* RECORDS TO USE:
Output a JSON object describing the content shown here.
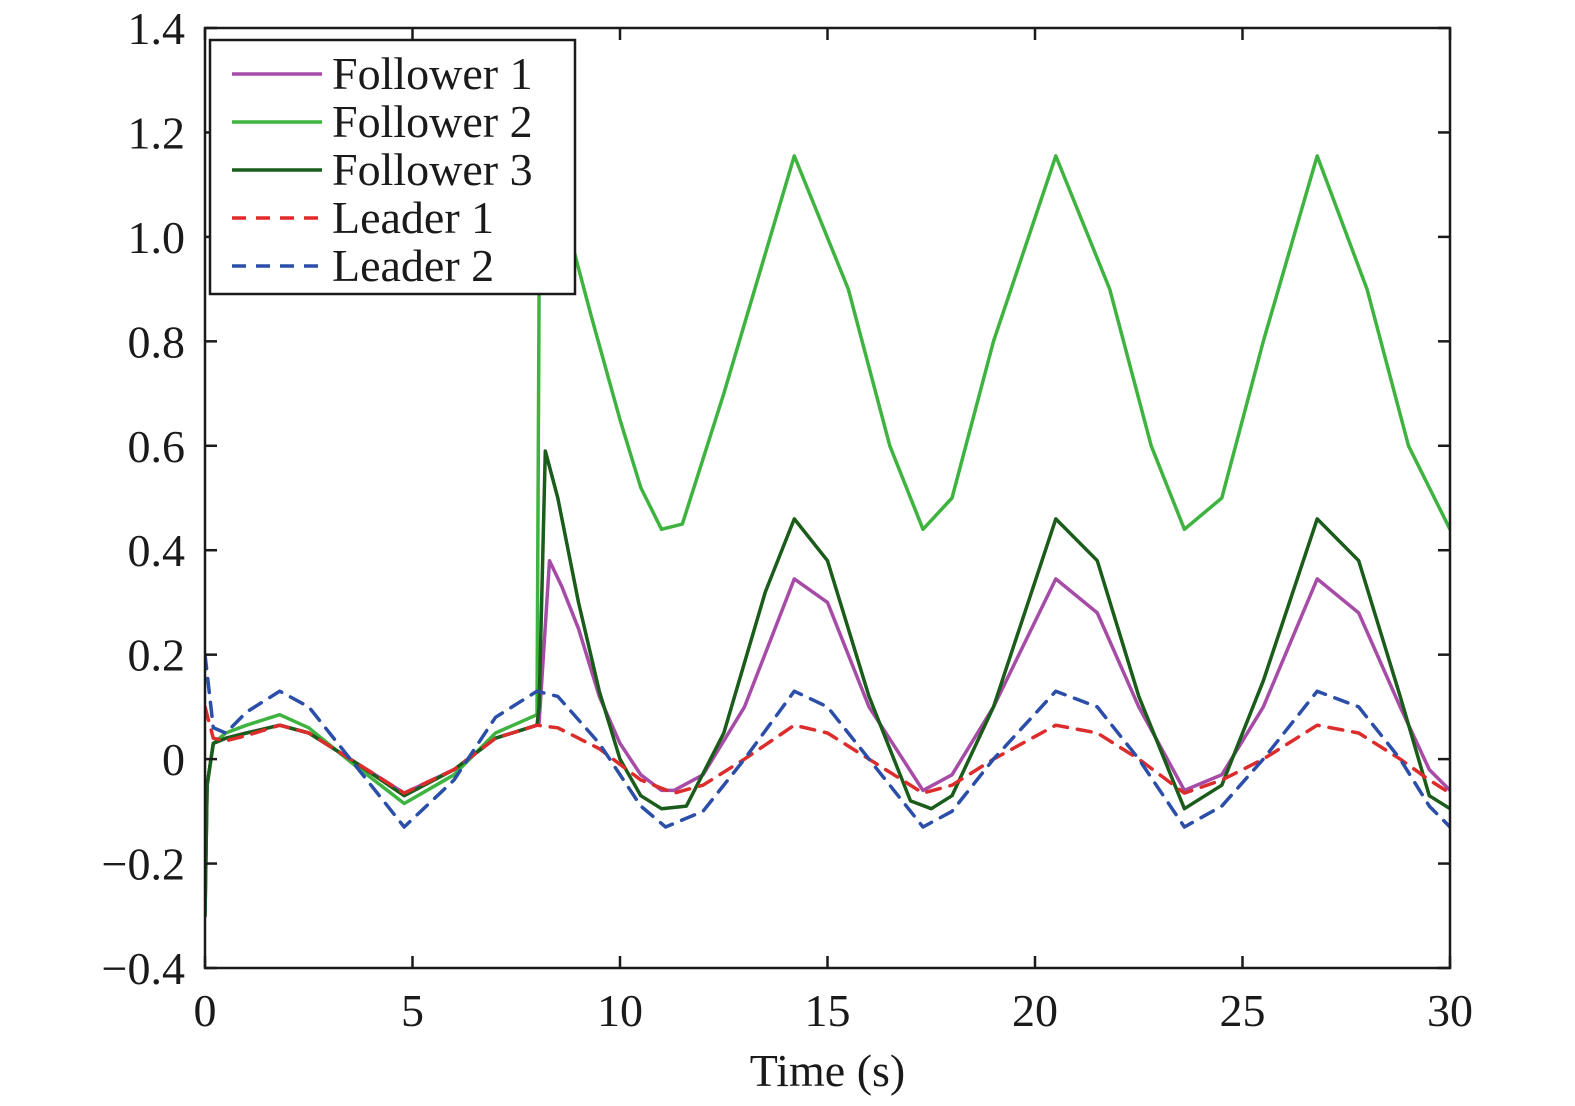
{
  "chart_data": {
    "type": "line",
    "title": "",
    "xlabel": "Time (s)",
    "ylabel": "",
    "xlim": [
      0,
      30
    ],
    "ylim": [
      -0.4,
      1.4
    ],
    "xticks": [
      0,
      5,
      10,
      15,
      20,
      25,
      30
    ],
    "xtick_labels": [
      "0",
      "5",
      "10",
      "15",
      "20",
      "25",
      "30"
    ],
    "yticks": [
      -0.4,
      -0.2,
      0,
      0.2,
      0.4,
      0.6,
      0.8,
      1.0,
      1.2,
      1.4
    ],
    "ytick_labels": [
      "−0.4",
      "−0.2",
      "0",
      "0.2",
      "0.4",
      "0.6",
      "0.8",
      "1.0",
      "1.2",
      "1.4"
    ],
    "grid": false,
    "legend_position": "top-left",
    "series": [
      {
        "name": "Follower 1",
        "color": "#a64ca6",
        "style": "solid",
        "x": [
          0,
          0.05,
          0.2,
          0.5,
          1.0,
          1.8,
          2.5,
          3.5,
          4.8,
          6.0,
          7.0,
          8.0,
          8.05,
          8.3,
          8.6,
          9.0,
          9.5,
          10.0,
          10.5,
          11.0,
          11.3,
          12.0,
          13.0,
          14.2,
          15.0,
          16.0,
          17.3,
          18.0,
          19.0,
          20.5,
          21.5,
          22.5,
          23.6,
          24.5,
          25.5,
          26.8,
          27.8,
          28.8,
          29.5,
          30.0
        ],
        "y": [
          -0.3,
          -0.05,
          0.03,
          0.04,
          0.05,
          0.065,
          0.05,
          0.0,
          -0.065,
          -0.02,
          0.04,
          0.065,
          0.07,
          0.38,
          0.33,
          0.25,
          0.12,
          0.03,
          -0.03,
          -0.06,
          -0.06,
          -0.03,
          0.1,
          0.345,
          0.3,
          0.1,
          -0.06,
          -0.03,
          0.1,
          0.345,
          0.28,
          0.1,
          -0.06,
          -0.03,
          0.1,
          0.345,
          0.28,
          0.1,
          -0.02,
          -0.06
        ]
      },
      {
        "name": "Follower 2",
        "color": "#3fb33f",
        "style": "solid",
        "x": [
          0,
          0.05,
          0.2,
          0.5,
          1.0,
          1.8,
          2.5,
          3.5,
          4.8,
          6.0,
          7.0,
          8.0,
          8.05,
          8.1,
          8.3,
          8.8,
          9.3,
          10.0,
          10.5,
          11.0,
          11.5,
          12.5,
          14.2,
          15.5,
          16.5,
          17.3,
          18.0,
          19.0,
          20.5,
          21.8,
          22.8,
          23.6,
          24.5,
          25.5,
          26.8,
          28.0,
          29.0,
          30.0
        ],
        "y": [
          -0.3,
          -0.05,
          0.03,
          0.05,
          0.065,
          0.085,
          0.06,
          -0.005,
          -0.085,
          -0.03,
          0.05,
          0.085,
          0.9,
          1.02,
          1.05,
          1.0,
          0.85,
          0.65,
          0.52,
          0.44,
          0.45,
          0.7,
          1.155,
          0.9,
          0.6,
          0.44,
          0.5,
          0.8,
          1.155,
          0.9,
          0.6,
          0.44,
          0.5,
          0.8,
          1.155,
          0.9,
          0.6,
          0.44
        ]
      },
      {
        "name": "Follower 3",
        "color": "#1a5c1a",
        "style": "solid",
        "x": [
          0,
          0.05,
          0.2,
          0.5,
          1.0,
          1.8,
          2.5,
          3.5,
          4.8,
          6.0,
          7.0,
          8.0,
          8.05,
          8.2,
          8.5,
          9.0,
          9.5,
          10.0,
          10.5,
          11.0,
          11.6,
          12.5,
          13.5,
          14.2,
          15.0,
          16.0,
          17.0,
          17.5,
          18.0,
          19.0,
          20.5,
          21.5,
          22.5,
          23.6,
          24.5,
          25.5,
          26.8,
          27.8,
          28.8,
          29.5,
          30.0
        ],
        "y": [
          -0.3,
          -0.05,
          0.03,
          0.04,
          0.05,
          0.065,
          0.05,
          0.0,
          -0.07,
          -0.02,
          0.04,
          0.065,
          0.1,
          0.59,
          0.5,
          0.3,
          0.13,
          0.0,
          -0.07,
          -0.095,
          -0.09,
          0.05,
          0.32,
          0.46,
          0.38,
          0.12,
          -0.08,
          -0.095,
          -0.07,
          0.1,
          0.46,
          0.38,
          0.12,
          -0.095,
          -0.05,
          0.15,
          0.46,
          0.38,
          0.12,
          -0.07,
          -0.095
        ]
      },
      {
        "name": "Leader 1",
        "color": "#dd2c2c",
        "style": "dashed",
        "x": [
          0,
          0.2,
          0.5,
          1.0,
          1.8,
          2.5,
          3.5,
          4.8,
          6.0,
          7.0,
          8.0,
          8.5,
          9.5,
          10.5,
          11.3,
          12.0,
          13.0,
          14.2,
          15.0,
          16.0,
          17.3,
          18.0,
          19.0,
          20.5,
          21.5,
          22.5,
          23.6,
          24.5,
          25.5,
          26.8,
          27.8,
          28.8,
          29.5,
          30.0
        ],
        "y": [
          0.1,
          0.04,
          0.035,
          0.045,
          0.065,
          0.05,
          0.0,
          -0.065,
          -0.02,
          0.04,
          0.065,
          0.06,
          0.02,
          -0.04,
          -0.065,
          -0.05,
          0.0,
          0.065,
          0.05,
          0.0,
          -0.065,
          -0.05,
          0.0,
          0.065,
          0.05,
          0.0,
          -0.065,
          -0.04,
          0.0,
          0.065,
          0.05,
          0.0,
          -0.04,
          -0.065
        ]
      },
      {
        "name": "Leader 2",
        "color": "#2b4ea8",
        "style": "dashed",
        "x": [
          0,
          0.2,
          0.5,
          1.0,
          1.8,
          2.5,
          3.5,
          4.8,
          6.0,
          7.0,
          8.0,
          8.5,
          9.5,
          10.5,
          11.1,
          12.0,
          13.0,
          14.2,
          15.0,
          16.0,
          17.3,
          18.0,
          19.0,
          20.5,
          21.5,
          22.5,
          23.6,
          24.5,
          25.5,
          26.8,
          27.8,
          28.8,
          29.5,
          30.0
        ],
        "y": [
          0.2,
          0.06,
          0.05,
          0.09,
          0.13,
          0.1,
          0.0,
          -0.13,
          -0.04,
          0.08,
          0.13,
          0.12,
          0.03,
          -0.09,
          -0.13,
          -0.1,
          0.0,
          0.13,
          0.1,
          0.0,
          -0.13,
          -0.1,
          0.0,
          0.13,
          0.1,
          0.0,
          -0.13,
          -0.09,
          0.0,
          0.13,
          0.1,
          0.0,
          -0.09,
          -0.13
        ]
      }
    ]
  }
}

* JOB:
Copy each line of the listing in which the word "Follower" can be found.

* ANSWER BELOW:
        "name": "Follower 1",
        "name": "Follower 2",
        "name": "Follower 3",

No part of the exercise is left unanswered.